Records from a data source
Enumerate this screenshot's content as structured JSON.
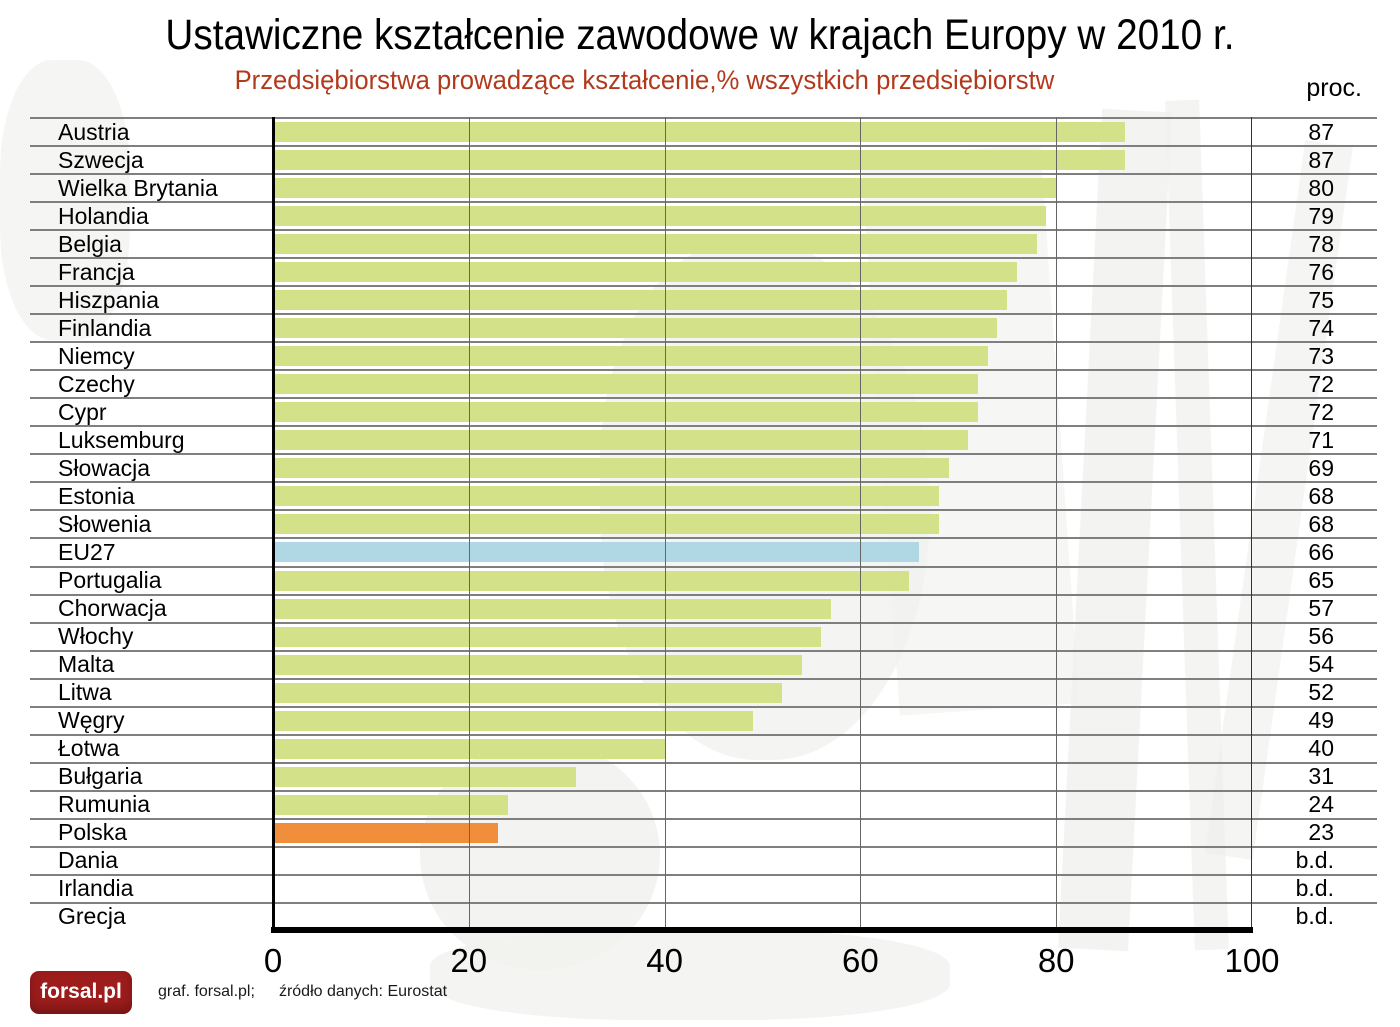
{
  "chart_data": {
    "type": "bar",
    "orientation": "horizontal",
    "title": "Ustawiczne kształcenie zawodowe w krajach Europy w 2010 r.",
    "subtitle": "Przedsiębiorstwa prowadzące kształcenie,% wszystkich przedsiębiorstw",
    "unit_label": "proc.",
    "xlim": [
      0,
      100
    ],
    "x_tick_labels": [
      "0",
      "20",
      "40",
      "60",
      "80",
      "100"
    ],
    "grid": "vertical gridlines at each tick, drawn over bars",
    "legend": "none",
    "no_data_label": "b.d.",
    "categories": [
      "Austria",
      "Szwecja",
      "Wielka Brytania",
      "Holandia",
      "Belgia",
      "Francja",
      "Hiszpania",
      "Finlandia",
      "Niemcy",
      "Czechy",
      "Cypr",
      "Luksemburg",
      "Słowacja",
      "Estonia",
      "Słowenia",
      "EU27",
      "Portugalia",
      "Chorwacja",
      "Włochy",
      "Malta",
      "Litwa",
      "Węgry",
      "Łotwa",
      "Bułgaria",
      "Rumunia",
      "Polska",
      "Dania",
      "Irlandia",
      "Grecja"
    ],
    "values": [
      87,
      87,
      80,
      79,
      78,
      76,
      75,
      74,
      73,
      72,
      72,
      71,
      69,
      68,
      68,
      66,
      65,
      57,
      56,
      54,
      52,
      49,
      40,
      31,
      24,
      23,
      null,
      null,
      null
    ],
    "highlighted_categories": {
      "EU27": "blue",
      "Polska": "orange"
    }
  },
  "colors": {
    "bar_default": "#d3e288",
    "bar_eu27": "#b0d7e4",
    "bar_polska": "#f18e3c",
    "subtitle_text": "#b23a1c",
    "logo_background": "#9d1c1c",
    "row_separator": "#7f7f7f",
    "gridline": "#666666",
    "axis": "#000000"
  },
  "footer": {
    "logo_text": "forsal.pl",
    "credit": "graf. forsal.pl;",
    "source": "źródło danych: Eurostat"
  }
}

#### What you will do:
From the records above, work out how many lines contain the string "kształcenie". Give only the number.

#### Final result:
2